Work instructions
What is the count of lines in the listing below that hold the string "JSON"? Reply with that number alone.

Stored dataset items
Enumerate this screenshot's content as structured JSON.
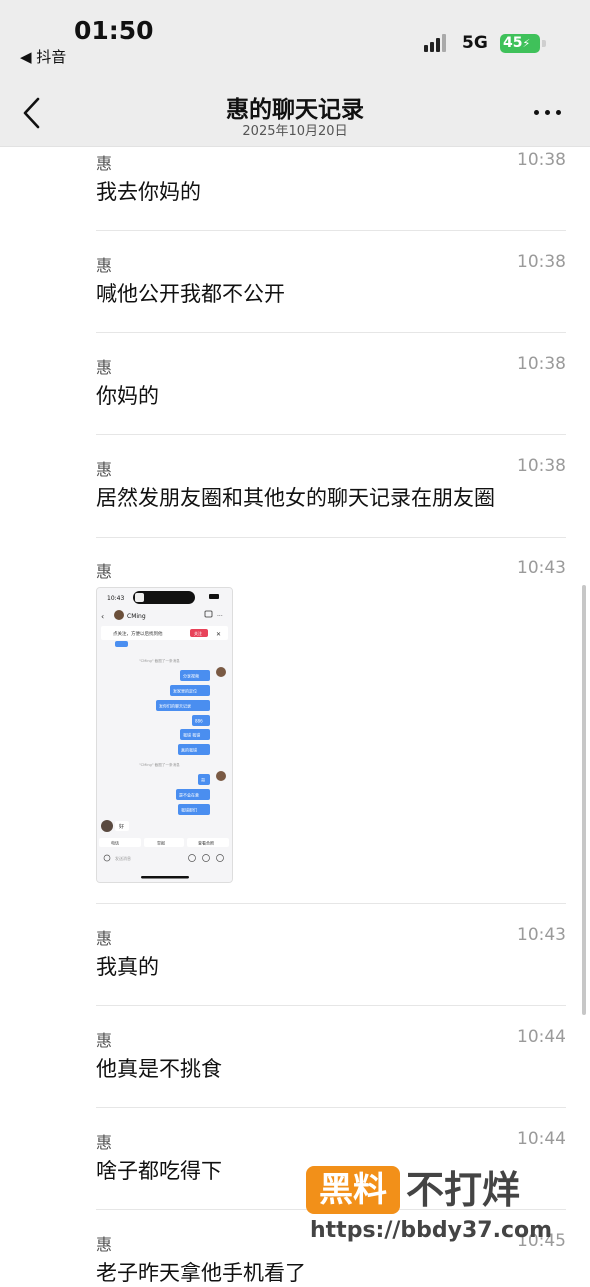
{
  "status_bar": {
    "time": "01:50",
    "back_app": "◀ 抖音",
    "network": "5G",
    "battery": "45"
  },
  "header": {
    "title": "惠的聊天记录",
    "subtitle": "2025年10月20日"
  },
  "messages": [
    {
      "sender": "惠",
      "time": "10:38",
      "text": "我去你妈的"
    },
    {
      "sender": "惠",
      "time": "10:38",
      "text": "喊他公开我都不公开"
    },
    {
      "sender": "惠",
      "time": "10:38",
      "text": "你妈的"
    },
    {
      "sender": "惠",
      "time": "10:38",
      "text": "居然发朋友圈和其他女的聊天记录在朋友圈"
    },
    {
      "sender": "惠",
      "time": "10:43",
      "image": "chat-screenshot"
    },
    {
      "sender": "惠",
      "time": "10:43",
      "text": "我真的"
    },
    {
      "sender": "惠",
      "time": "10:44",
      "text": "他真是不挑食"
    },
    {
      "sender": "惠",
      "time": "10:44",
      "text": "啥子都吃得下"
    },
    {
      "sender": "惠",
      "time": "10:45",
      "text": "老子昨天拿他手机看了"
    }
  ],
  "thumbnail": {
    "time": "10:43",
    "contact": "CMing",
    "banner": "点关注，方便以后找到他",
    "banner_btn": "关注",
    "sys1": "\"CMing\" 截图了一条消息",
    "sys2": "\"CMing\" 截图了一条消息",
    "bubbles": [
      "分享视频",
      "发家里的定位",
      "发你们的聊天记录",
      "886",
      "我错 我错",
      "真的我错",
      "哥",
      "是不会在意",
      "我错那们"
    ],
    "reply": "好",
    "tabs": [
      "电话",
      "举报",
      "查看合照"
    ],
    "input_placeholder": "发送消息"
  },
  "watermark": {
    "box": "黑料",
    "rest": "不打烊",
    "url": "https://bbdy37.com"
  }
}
* * *
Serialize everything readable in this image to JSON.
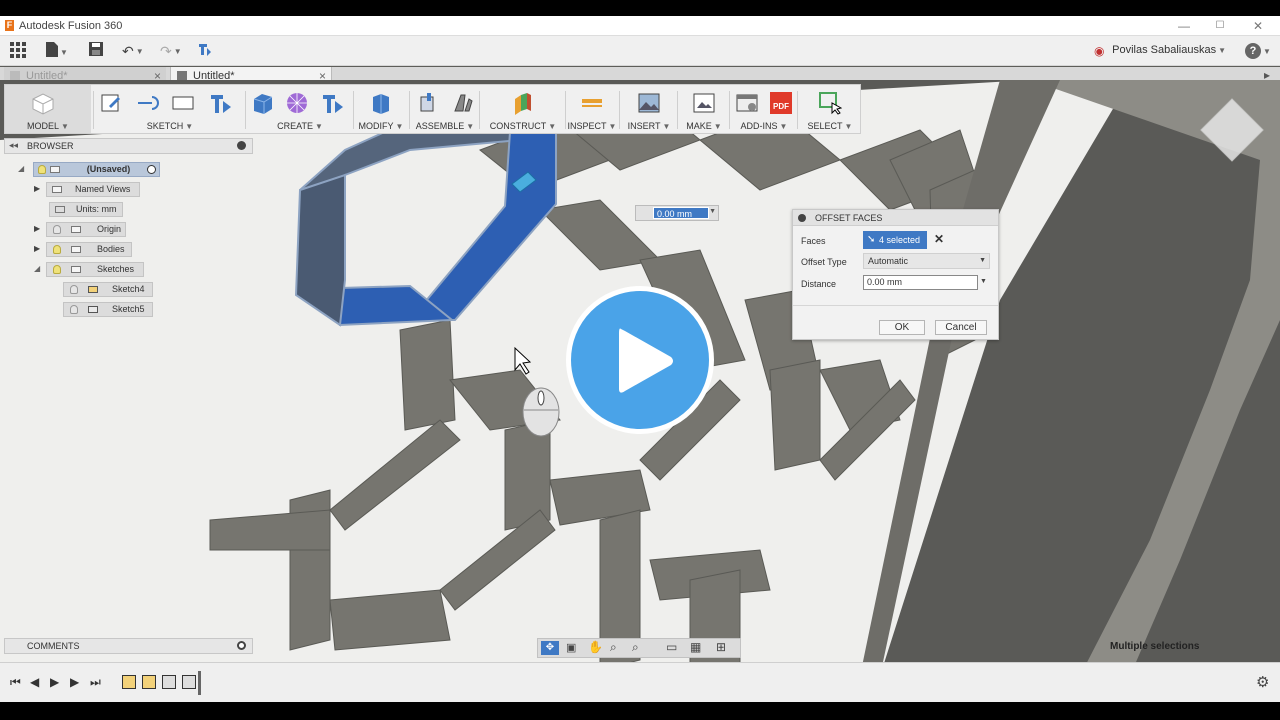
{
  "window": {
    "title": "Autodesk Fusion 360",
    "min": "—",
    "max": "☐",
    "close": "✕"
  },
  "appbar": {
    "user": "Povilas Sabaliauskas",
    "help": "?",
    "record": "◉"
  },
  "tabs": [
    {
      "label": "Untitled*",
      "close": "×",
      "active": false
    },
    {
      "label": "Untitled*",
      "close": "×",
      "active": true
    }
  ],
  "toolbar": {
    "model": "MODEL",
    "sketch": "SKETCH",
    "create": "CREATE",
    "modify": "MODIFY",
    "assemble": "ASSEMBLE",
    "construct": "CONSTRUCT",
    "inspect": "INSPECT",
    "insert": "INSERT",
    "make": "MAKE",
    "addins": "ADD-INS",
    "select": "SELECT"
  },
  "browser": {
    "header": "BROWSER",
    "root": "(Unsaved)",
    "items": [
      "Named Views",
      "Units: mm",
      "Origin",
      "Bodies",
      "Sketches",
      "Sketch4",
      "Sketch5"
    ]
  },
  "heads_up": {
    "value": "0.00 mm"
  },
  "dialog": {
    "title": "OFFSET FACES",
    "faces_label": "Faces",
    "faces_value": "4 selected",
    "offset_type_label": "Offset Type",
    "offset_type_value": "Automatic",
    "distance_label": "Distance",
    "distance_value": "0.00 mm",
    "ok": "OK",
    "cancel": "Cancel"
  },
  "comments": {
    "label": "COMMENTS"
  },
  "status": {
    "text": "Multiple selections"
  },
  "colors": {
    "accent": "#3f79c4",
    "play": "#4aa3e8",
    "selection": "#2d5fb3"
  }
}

Full response
2